Goal
In the listing that follows, how many lines contain "previous"? Give the number only.

Record set
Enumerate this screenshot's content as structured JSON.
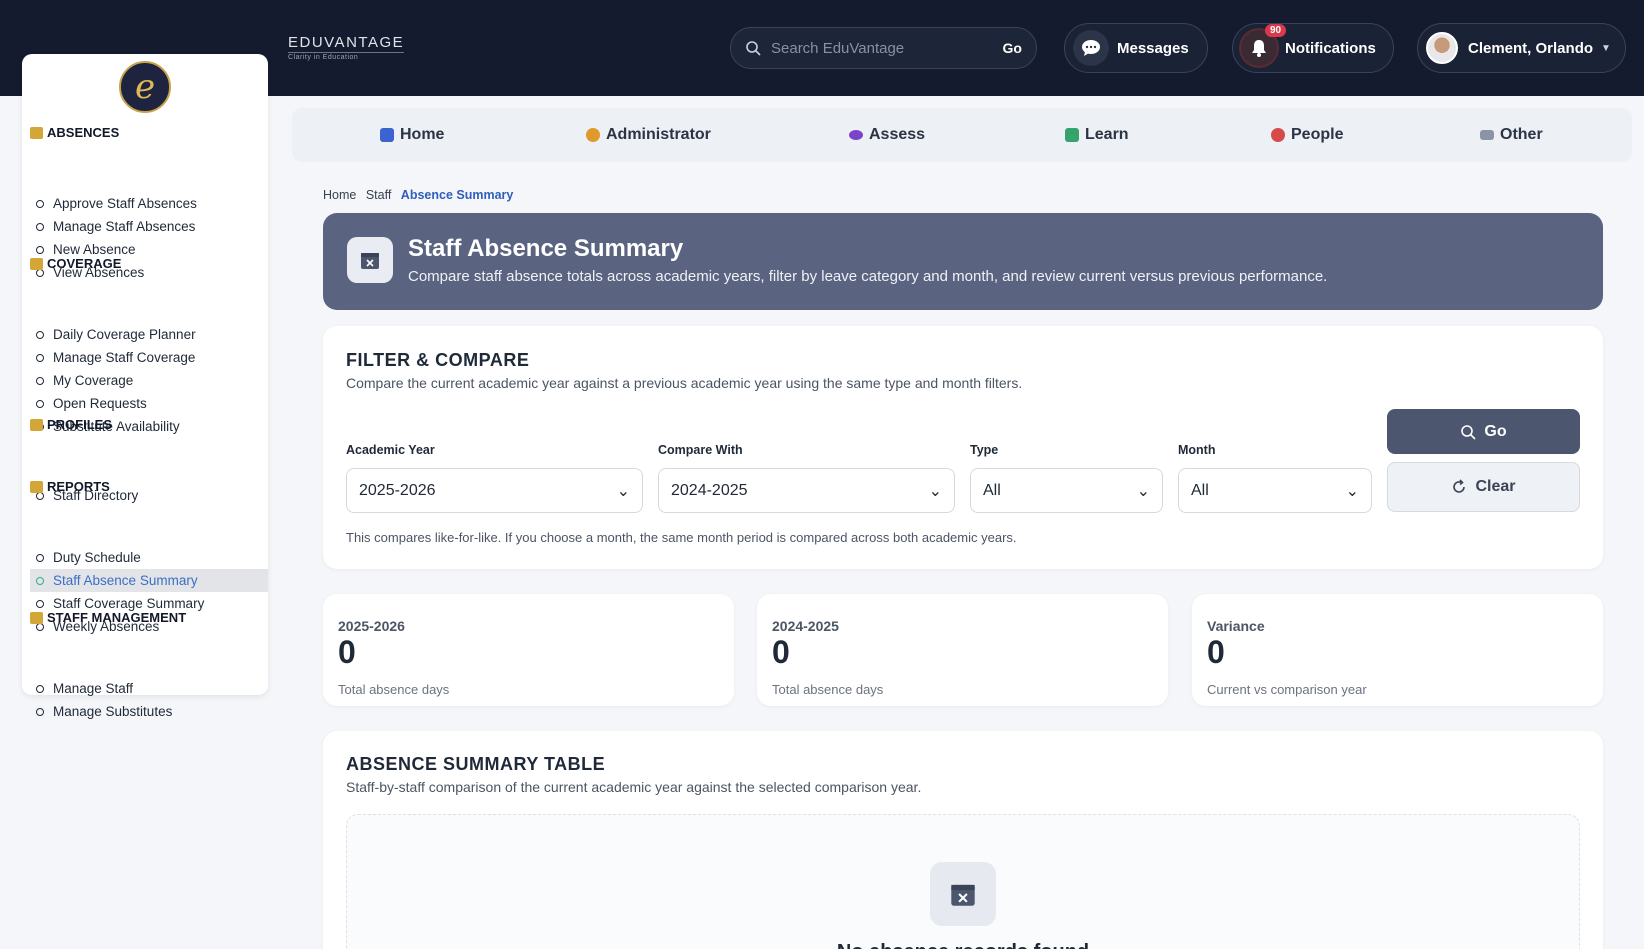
{
  "brand": {
    "name": "EDUVANTAGE",
    "tagline": "Clarity in Education"
  },
  "search": {
    "placeholder": "Search EduVantage",
    "go_label": "Go"
  },
  "header": {
    "messages_label": "Messages",
    "notifications_label": "Notifications",
    "notifications_count": "90",
    "user_name": "Clement, Orlando"
  },
  "sidebar": {
    "logo_letter": "e",
    "sections": [
      {
        "title": "ABSENCES",
        "items": [
          "Approve Staff Absences",
          "Manage Staff Absences",
          "New Absence",
          "View Absences"
        ]
      },
      {
        "title": "COVERAGE",
        "items": [
          "Daily Coverage Planner",
          "Manage Staff Coverage",
          "My Coverage",
          "Open Requests",
          "Substitute Availability"
        ]
      },
      {
        "title": "PROFILES",
        "items": [
          "Staff Directory"
        ]
      },
      {
        "title": "REPORTS",
        "items": [
          "Duty Schedule",
          "Staff Absence Summary",
          "Staff Coverage Summary",
          "Weekly Absences"
        ]
      },
      {
        "title": "STAFF MANAGEMENT",
        "items": [
          "Manage Staff",
          "Manage Substitutes"
        ]
      }
    ],
    "active_item": "Staff Absence Summary"
  },
  "nav": {
    "tabs": [
      "Home",
      "Administrator",
      "Assess",
      "Learn",
      "People",
      "Other"
    ]
  },
  "breadcrumb": [
    "Home",
    "Staff",
    "Absence Summary"
  ],
  "hero": {
    "title": "Staff Absence Summary",
    "subtitle": "Compare staff absence totals across academic years, filter by leave category and month, and review current versus previous performance."
  },
  "filter": {
    "title": "FILTER & COMPARE",
    "subtitle": "Compare the current academic year against a previous academic year using the same type and month filters.",
    "fields": [
      {
        "label": "Academic Year",
        "value": "2025-2026"
      },
      {
        "label": "Compare With",
        "value": "2024-2025"
      },
      {
        "label": "Type",
        "value": "All"
      },
      {
        "label": "Month",
        "value": "All"
      }
    ],
    "go_label": "Go",
    "clear_label": "Clear",
    "note": "This compares like-for-like. If you choose a month, the same month period is compared across both academic years."
  },
  "stats": [
    {
      "label": "2025-2026",
      "value": "0",
      "sub": "Total absence days"
    },
    {
      "label": "2024-2025",
      "value": "0",
      "sub": "Total absence days"
    },
    {
      "label": "Variance",
      "value": "0",
      "sub": "Current vs comparison year"
    }
  ],
  "table": {
    "title": "ABSENCE SUMMARY TABLE",
    "subtitle": "Staff-by-staff comparison of the current academic year against the selected comparison year.",
    "empty_text": "No absence records found"
  },
  "colors": {
    "topbar": "#141b2e",
    "hero": "#5a6480",
    "accent": "#2f5fb8",
    "section_icon": "#d4a537"
  }
}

Task answer
2